**Material provided**
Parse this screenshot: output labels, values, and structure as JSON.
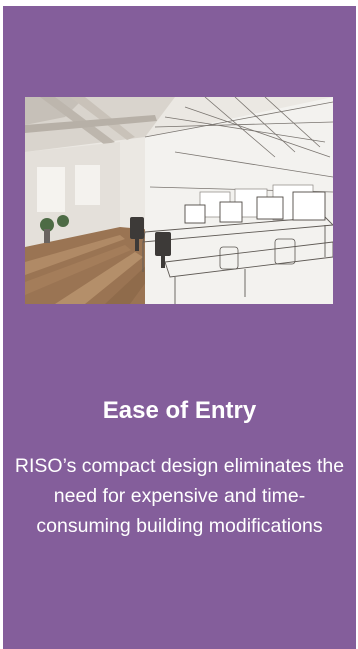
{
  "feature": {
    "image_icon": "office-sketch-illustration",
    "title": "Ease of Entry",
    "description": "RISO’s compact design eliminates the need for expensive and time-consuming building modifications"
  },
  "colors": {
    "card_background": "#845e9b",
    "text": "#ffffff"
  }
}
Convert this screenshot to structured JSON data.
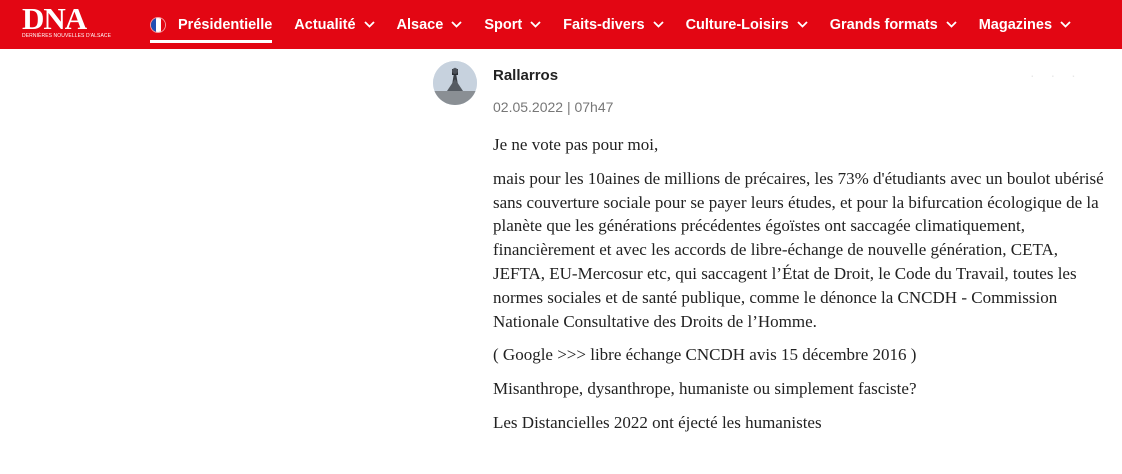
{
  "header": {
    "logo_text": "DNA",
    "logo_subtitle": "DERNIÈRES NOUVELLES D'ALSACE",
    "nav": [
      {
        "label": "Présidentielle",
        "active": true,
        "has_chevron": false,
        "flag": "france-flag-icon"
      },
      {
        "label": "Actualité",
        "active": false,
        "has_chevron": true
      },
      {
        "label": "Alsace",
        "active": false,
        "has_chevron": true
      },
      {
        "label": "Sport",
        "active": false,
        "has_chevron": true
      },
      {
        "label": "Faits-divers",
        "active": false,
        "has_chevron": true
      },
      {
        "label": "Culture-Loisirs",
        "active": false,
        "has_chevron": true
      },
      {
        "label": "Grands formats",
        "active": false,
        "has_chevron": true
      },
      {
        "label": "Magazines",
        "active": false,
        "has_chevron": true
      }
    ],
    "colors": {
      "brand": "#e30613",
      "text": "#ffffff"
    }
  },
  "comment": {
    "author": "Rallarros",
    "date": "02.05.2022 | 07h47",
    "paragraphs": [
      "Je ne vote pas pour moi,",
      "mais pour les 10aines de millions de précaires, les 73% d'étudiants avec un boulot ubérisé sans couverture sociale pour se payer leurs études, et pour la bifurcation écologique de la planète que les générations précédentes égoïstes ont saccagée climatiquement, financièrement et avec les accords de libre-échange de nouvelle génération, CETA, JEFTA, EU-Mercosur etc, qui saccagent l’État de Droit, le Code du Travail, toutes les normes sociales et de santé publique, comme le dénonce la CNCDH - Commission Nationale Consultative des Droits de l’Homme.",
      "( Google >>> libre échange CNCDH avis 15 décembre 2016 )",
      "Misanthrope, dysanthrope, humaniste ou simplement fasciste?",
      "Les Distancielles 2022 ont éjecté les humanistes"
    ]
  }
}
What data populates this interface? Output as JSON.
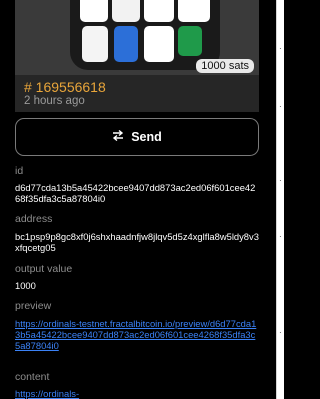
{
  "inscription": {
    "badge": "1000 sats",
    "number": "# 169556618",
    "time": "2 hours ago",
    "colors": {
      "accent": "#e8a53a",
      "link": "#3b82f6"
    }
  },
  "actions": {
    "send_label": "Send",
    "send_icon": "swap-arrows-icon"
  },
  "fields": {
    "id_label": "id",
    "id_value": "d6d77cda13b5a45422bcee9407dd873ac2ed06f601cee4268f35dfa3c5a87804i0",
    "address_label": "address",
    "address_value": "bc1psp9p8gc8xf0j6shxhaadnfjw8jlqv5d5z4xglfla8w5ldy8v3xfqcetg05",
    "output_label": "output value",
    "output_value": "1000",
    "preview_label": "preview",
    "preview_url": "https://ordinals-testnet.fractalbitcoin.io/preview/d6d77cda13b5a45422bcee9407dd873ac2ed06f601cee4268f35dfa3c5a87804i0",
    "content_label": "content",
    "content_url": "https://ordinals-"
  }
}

**What the task asks**
Reproduce all the entries that precede this task, word for word, minus any pictures.

**Written answer**
Parse this screenshot: output labels, values, and structure as JSON.
{
  "feature": {
    "image_icon": "office-sketch-illustration",
    "title": "Ease of Entry",
    "description": "RISO’s compact design eliminates the need for expensive and time-consuming building modifications"
  },
  "colors": {
    "card_background": "#845e9b",
    "text": "#ffffff"
  }
}
Convert this screenshot to structured JSON data.
{
  "header": {
    "logo_text": "DNA",
    "logo_subtitle": "DERNIÈRES NOUVELLES D'ALSACE",
    "nav": [
      {
        "label": "Présidentielle",
        "active": true,
        "has_chevron": false,
        "flag": "france-flag-icon"
      },
      {
        "label": "Actualité",
        "active": false,
        "has_chevron": true
      },
      {
        "label": "Alsace",
        "active": false,
        "has_chevron": true
      },
      {
        "label": "Sport",
        "active": false,
        "has_chevron": true
      },
      {
        "label": "Faits-divers",
        "active": false,
        "has_chevron": true
      },
      {
        "label": "Culture-Loisirs",
        "active": false,
        "has_chevron": true
      },
      {
        "label": "Grands formats",
        "active": false,
        "has_chevron": true
      },
      {
        "label": "Magazines",
        "active": false,
        "has_chevron": true
      }
    ],
    "colors": {
      "brand": "#e30613",
      "text": "#ffffff"
    }
  },
  "comment": {
    "author": "Rallarros",
    "date": "02.05.2022 | 07h47",
    "paragraphs": [
      "Je ne vote pas pour moi,",
      "mais pour les 10aines de millions de précaires, les 73% d'étudiants avec un boulot ubérisé sans couverture sociale pour se payer leurs études, et pour la bifurcation écologique de la planète que les générations précédentes égoïstes ont saccagée climatiquement, financièrement et avec les accords de libre-échange de nouvelle génération, CETA, JEFTA, EU-Mercosur etc, qui saccagent l’État de Droit, le Code du Travail, toutes les normes sociales et de santé publique, comme le dénonce la CNCDH - Commission Nationale Consultative des Droits de l’Homme.",
      "( Google >>> libre échange CNCDH avis 15 décembre 2016 )",
      "Misanthrope, dysanthrope, humaniste ou simplement fasciste?",
      "Les Distancielles 2022 ont éjecté les humanistes"
    ]
  }
}
What data populates this interface? Output as JSON.
{
  "inscription": {
    "badge": "1000 sats",
    "number": "# 169556618",
    "time": "2 hours ago",
    "colors": {
      "accent": "#e8a53a",
      "link": "#3b82f6"
    }
  },
  "actions": {
    "send_label": "Send",
    "send_icon": "swap-arrows-icon"
  },
  "fields": {
    "id_label": "id",
    "id_value": "d6d77cda13b5a45422bcee9407dd873ac2ed06f601cee4268f35dfa3c5a87804i0",
    "address_label": "address",
    "address_value": "bc1psp9p8gc8xf0j6shxhaadnfjw8jlqv5d5z4xglfla8w5ldy8v3xfqcetg05",
    "output_label": "output value",
    "output_value": "1000",
    "preview_label": "preview",
    "preview_url": "https://ordinals-testnet.fractalbitcoin.io/preview/d6d77cda13b5a45422bcee9407dd873ac2ed06f601cee4268f35dfa3c5a87804i0",
    "content_label": "content",
    "content_url": "https://ordinals-"
  }
}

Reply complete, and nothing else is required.